> _WHAT THE TASK REQUIRES_
Pull out every line of the listing below where "ensure" appears.

[BEGIN EXTRACTED RECORDS]

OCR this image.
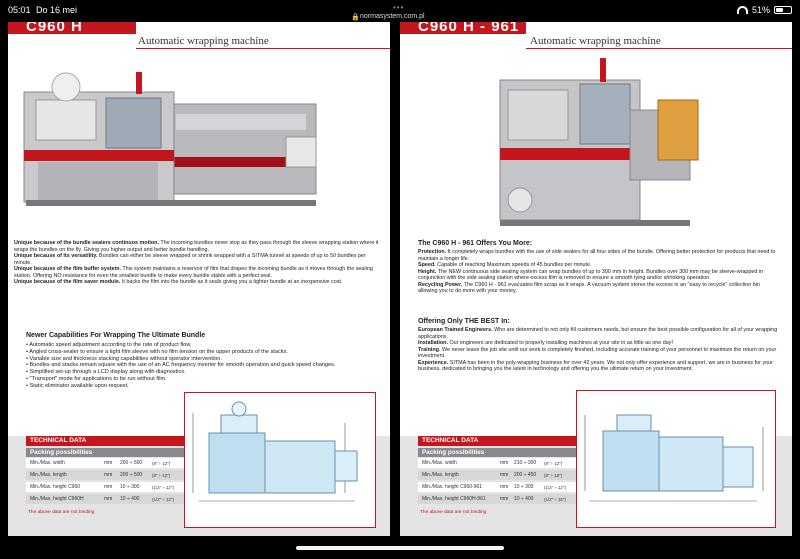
05:01 Do 16 mei	•••
🔒 normasystem.com.pl
51%
C960 H
Automatic wrapping machine

Unique because of the bundle sealers continuos motion. The incoming bundles never stop as they pass through the sleeve wrapping station where it wraps the bundles on the fly. Giving you higher output and better bundle handling.

Unique because of its versatility. Bundles can either be sleeve wrapped or shrink wrapped with a SITMA tunnel at speeds of up to 50 bundles per minute.

Unique because of the film buffer system. This system maintains a reservoir of film that drapes the incoming bundle as it moves through the sealing station. Offering NO resistance for even the smallest bundle to make every bundle stable with a perfect seal.

Unique because of the film saver module. It backs the film into the bundle as it seals giving you a tighter bundle at an inexpensive cost.

Newer Capabilities For Wrapping The Ultimate Bundle
• Automatic speed adjustment according to the rate of product flow.
• Angled cross-sealer to ensure a tight film sleeve with no film tension on the upper products of the stacks.
• Variable size and thickness stacking capabilities without operator intervention.
• Bundles and stacks remain square with the use of an AC frequency inverter for smooth operation and quick speed changes.
• Simplified set-up through a LCD display along with diagnostics.
• "Transport" mode for applications to be run without film.
• Static eliminator available upon request.
TECHNICAL DATA
Packing possibilities
Min./Max. width	mm 200 ÷ 500 (8" ÷ 12")
Min./Max. length	mm 200 ÷ 500 (8" ÷ 12")
Min./Max. height C960	mm 10 ÷ 300	(1/2" ÷ 12")
Min./Max. height C960H	mm 10 ÷ 400	(1/2" ÷ 12")
The above data are not binding
C960 H - 961
Automatic wrapping machine
The C960 H - 961 Offers You More:

Protection. It completely wraps bundles with the use of side sealers for all four sides of the bundle. Offering better protection for products that need to maintain a longer life.

Speed. Capable of reaching Maximum speeds of 45 bundles per minute.

Height. The NEW continuous side sealing system can wrap bundles of up to 300 mm in height. Bundles over 300 mm may be sleeve-wrapped in conjunction with the side sealing station where excess film is removed to ensure a smooth tying and/or shrinking operation.

Recycling Power. The C960 H - 961 evacuates film scrap as it wraps. A vacuum system stores the excess in an "easy to recycle" collection bin allowing you to do more with your money.

Offering Only THE BEST In:

European Trained Engineers. Who are determined to not only fill customers needs, but ensure the best possible configuration for all of your wrapping applications.

Installation. Our engineers are dedicated to properly installing machines at your site in as little as one day!

Training. We never leave the job site until our work is completely finished, including accurate training of your personnel to maximize the return on your investment.

Experience. SITMA has been in the poly-wrapping business for over 42 years. We not only offer experience and support, we are in business for your business, dedicated to bringing you the latest in technology and offering you the ultimate return on your investment.

TECHNICAL DATA
Packing possibilities
Min./Max. width	mm 210 ÷ 300 (8" ÷ 12")
Min./Max. length	mm 200 ÷ 450 (8" ÷ 18")
Min./Max. height C960-961	mm 10 ÷ 300 (1/2" ÷ 12")
Min./Max. height C960H-961	mm 10 ÷ 400 (1/2" ÷ 16")
The above data are not binding
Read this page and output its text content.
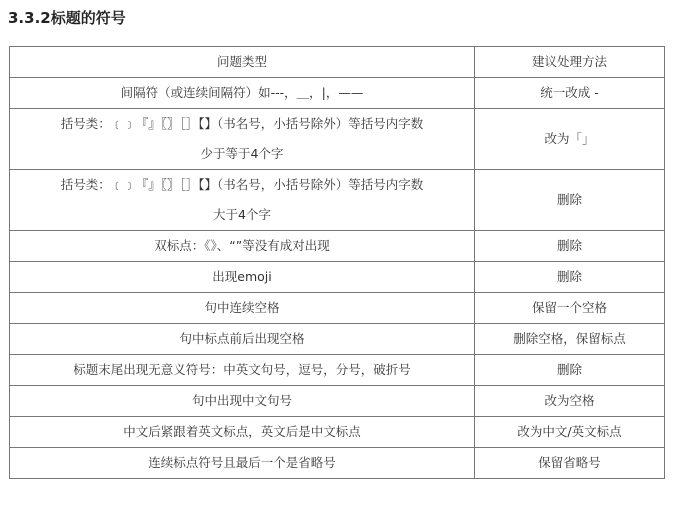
3.3.2标题的符号
问题类型	建议处理方法
间隔符（或连续间隔符）如---，＿，|，——	统一改成 -

括号类：﹝﹞『』〖〗［］【】（书名号，小括号除外）等括号内字数
少于等于4个字	改为「」

括号类：﹝﹞『』〖〗［］【】（书名号，小括号除外）等括号内字数
大于4个字	删除
双标点：《》、“”等没有成对出现	删除
出现emoji	删除
句中连续空格	保留一个空格
句中标点前后出现空格	删除空格，保留标点
标题末尾出现无意义符号：中英文句号，逗号，分号，破折号	删除
句中出现中文句号	改为空格
中文后紧跟着英文标点，英文后是中文标点	改为中文/英文标点
连续标点符号且最后一个是省略号	保留省略号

[END EXTRACTED RECORDS]

> _TASK ANSWER_
• Angled cross-sealer to ensure a tight film sleeve with no film tension on the upper products of the stacks.
Height. The NEW continuous side sealing system can wrap bundles of up to 300 mm in height. Bundles over 300 mm may be sleeve-wrapped in conjunction with the side sealing station where excess film is removed to ensure a smooth tying and/or shrinking operation.
European Trained Engineers. Who are determined to not only fill customers needs, but ensure the best possible configuration for all of your wrapping applications.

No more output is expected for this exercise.